(Items from a data source)
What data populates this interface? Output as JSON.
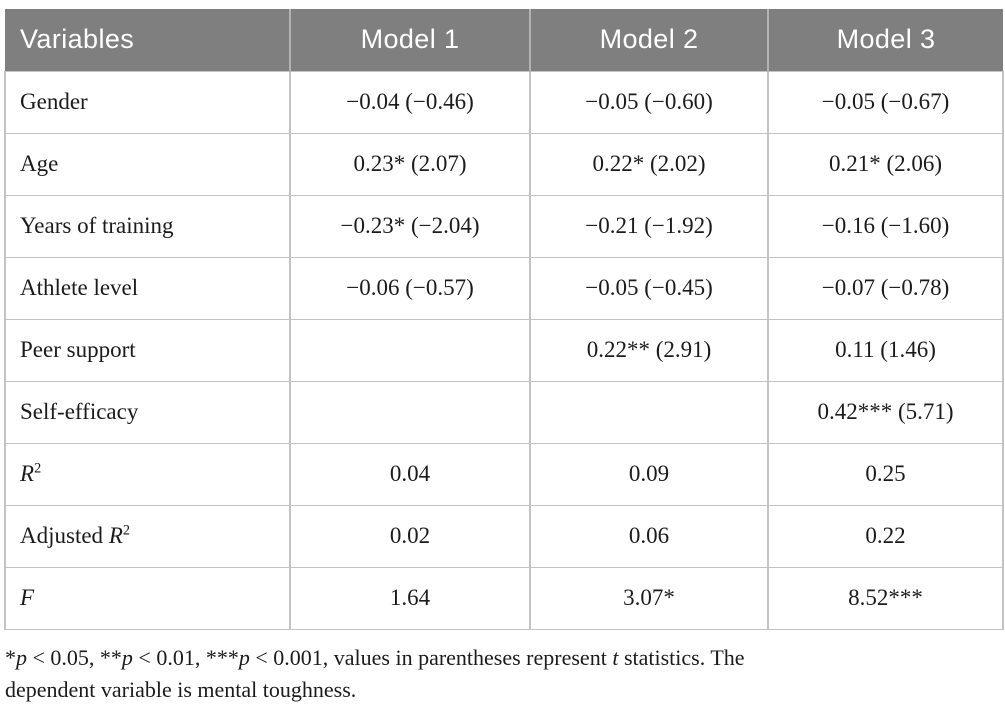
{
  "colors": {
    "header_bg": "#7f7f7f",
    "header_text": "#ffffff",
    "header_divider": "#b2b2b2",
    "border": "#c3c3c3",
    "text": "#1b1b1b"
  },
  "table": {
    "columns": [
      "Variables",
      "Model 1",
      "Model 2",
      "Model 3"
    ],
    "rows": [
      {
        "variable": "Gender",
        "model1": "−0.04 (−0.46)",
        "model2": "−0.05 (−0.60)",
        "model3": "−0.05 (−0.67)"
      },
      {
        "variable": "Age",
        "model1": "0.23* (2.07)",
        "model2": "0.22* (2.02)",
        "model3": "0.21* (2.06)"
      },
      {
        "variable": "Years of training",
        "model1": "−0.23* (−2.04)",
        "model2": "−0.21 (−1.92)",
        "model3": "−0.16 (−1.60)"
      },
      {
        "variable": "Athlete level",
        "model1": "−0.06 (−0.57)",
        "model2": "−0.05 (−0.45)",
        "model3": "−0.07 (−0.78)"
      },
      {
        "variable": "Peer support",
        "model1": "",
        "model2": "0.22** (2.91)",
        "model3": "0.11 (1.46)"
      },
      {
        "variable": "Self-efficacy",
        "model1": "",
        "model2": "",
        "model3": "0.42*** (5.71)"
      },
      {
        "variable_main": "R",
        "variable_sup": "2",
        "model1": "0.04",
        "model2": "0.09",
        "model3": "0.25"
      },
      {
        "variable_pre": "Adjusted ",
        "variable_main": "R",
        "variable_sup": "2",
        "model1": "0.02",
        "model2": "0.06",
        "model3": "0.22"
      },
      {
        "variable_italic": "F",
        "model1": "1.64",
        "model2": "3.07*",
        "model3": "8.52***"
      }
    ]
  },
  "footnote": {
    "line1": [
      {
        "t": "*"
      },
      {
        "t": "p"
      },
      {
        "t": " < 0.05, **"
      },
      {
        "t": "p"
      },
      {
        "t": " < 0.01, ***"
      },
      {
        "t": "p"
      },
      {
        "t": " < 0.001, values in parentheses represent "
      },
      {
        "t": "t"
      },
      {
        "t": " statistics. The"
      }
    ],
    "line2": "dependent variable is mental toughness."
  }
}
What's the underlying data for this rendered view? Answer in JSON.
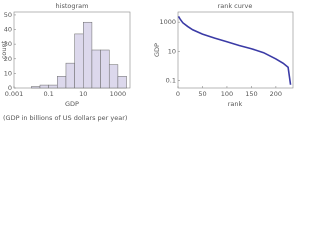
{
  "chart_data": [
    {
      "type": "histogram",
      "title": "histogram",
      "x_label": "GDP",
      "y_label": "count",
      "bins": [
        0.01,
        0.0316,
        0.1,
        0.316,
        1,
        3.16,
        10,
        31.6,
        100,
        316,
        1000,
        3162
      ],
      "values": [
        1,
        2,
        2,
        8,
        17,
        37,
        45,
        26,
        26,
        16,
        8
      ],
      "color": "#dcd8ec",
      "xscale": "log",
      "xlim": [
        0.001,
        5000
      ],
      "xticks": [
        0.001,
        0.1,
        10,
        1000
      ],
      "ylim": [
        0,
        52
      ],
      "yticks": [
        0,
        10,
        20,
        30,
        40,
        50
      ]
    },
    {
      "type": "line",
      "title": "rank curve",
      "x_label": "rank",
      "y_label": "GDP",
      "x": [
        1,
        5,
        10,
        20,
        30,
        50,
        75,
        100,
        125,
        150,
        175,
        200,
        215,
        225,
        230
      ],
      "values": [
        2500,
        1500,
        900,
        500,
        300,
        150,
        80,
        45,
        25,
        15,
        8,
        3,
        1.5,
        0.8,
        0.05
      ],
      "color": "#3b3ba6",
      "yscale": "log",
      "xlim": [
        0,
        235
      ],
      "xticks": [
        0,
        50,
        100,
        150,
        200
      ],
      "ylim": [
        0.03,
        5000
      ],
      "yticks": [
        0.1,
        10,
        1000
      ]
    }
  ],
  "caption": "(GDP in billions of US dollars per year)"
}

§ PROBLEM REQUIREMENTS
Would you mind returning each entry above word for word, skipping the images?

§ TASK ANSWER
What data populates this interface? Output as JSON.
{
  "colors": {
    "header_bg": "#7f7f7f",
    "header_text": "#ffffff",
    "header_divider": "#b2b2b2",
    "border": "#c3c3c3",
    "text": "#1b1b1b"
  },
  "table": {
    "columns": [
      "Variables",
      "Model 1",
      "Model 2",
      "Model 3"
    ],
    "rows": [
      {
        "variable": "Gender",
        "model1": "−0.04 (−0.46)",
        "model2": "−0.05 (−0.60)",
        "model3": "−0.05 (−0.67)"
      },
      {
        "variable": "Age",
        "model1": "0.23* (2.07)",
        "model2": "0.22* (2.02)",
        "model3": "0.21* (2.06)"
      },
      {
        "variable": "Years of training",
        "model1": "−0.23* (−2.04)",
        "model2": "−0.21 (−1.92)",
        "model3": "−0.16 (−1.60)"
      },
      {
        "variable": "Athlete level",
        "model1": "−0.06 (−0.57)",
        "model2": "−0.05 (−0.45)",
        "model3": "−0.07 (−0.78)"
      },
      {
        "variable": "Peer support",
        "model1": "",
        "model2": "0.22** (2.91)",
        "model3": "0.11 (1.46)"
      },
      {
        "variable": "Self-efficacy",
        "model1": "",
        "model2": "",
        "model3": "0.42*** (5.71)"
      },
      {
        "variable_main": "R",
        "variable_sup": "2",
        "model1": "0.04",
        "model2": "0.09",
        "model3": "0.25"
      },
      {
        "variable_pre": "Adjusted ",
        "variable_main": "R",
        "variable_sup": "2",
        "model1": "0.02",
        "model2": "0.06",
        "model3": "0.22"
      },
      {
        "variable_italic": "F",
        "model1": "1.64",
        "model2": "3.07*",
        "model3": "8.52***"
      }
    ]
  },
  "footnote": {
    "line1": [
      {
        "t": "*"
      },
      {
        "t": "p"
      },
      {
        "t": " < 0.05, **"
      },
      {
        "t": "p"
      },
      {
        "t": " < 0.01, ***"
      },
      {
        "t": "p"
      },
      {
        "t": " < 0.001, values in parentheses represent "
      },
      {
        "t": "t"
      },
      {
        "t": " statistics. The"
      }
    ],
    "line2": "dependent variable is mental toughness."
  }
}
What's the underlying data for this rendered view? Answer in JSON.
{
  "chart_data": [
    {
      "type": "histogram",
      "title": "histogram",
      "x_label": "GDP",
      "y_label": "count",
      "bins": [
        0.01,
        0.0316,
        0.1,
        0.316,
        1,
        3.16,
        10,
        31.6,
        100,
        316,
        1000,
        3162
      ],
      "values": [
        1,
        2,
        2,
        8,
        17,
        37,
        45,
        26,
        26,
        16,
        8
      ],
      "color": "#dcd8ec",
      "xscale": "log",
      "xlim": [
        0.001,
        5000
      ],
      "xticks": [
        0.001,
        0.1,
        10,
        1000
      ],
      "ylim": [
        0,
        52
      ],
      "yticks": [
        0,
        10,
        20,
        30,
        40,
        50
      ]
    },
    {
      "type": "line",
      "title": "rank curve",
      "x_label": "rank",
      "y_label": "GDP",
      "x": [
        1,
        5,
        10,
        20,
        30,
        50,
        75,
        100,
        125,
        150,
        175,
        200,
        215,
        225,
        230
      ],
      "values": [
        2500,
        1500,
        900,
        500,
        300,
        150,
        80,
        45,
        25,
        15,
        8,
        3,
        1.5,
        0.8,
        0.05
      ],
      "color": "#3b3ba6",
      "yscale": "log",
      "xlim": [
        0,
        235
      ],
      "xticks": [
        0,
        50,
        100,
        150,
        200
      ],
      "ylim": [
        0.03,
        5000
      ],
      "yticks": [
        0.1,
        10,
        1000
      ]
    }
  ],
  "caption": "(GDP in billions of US dollars per year)"
}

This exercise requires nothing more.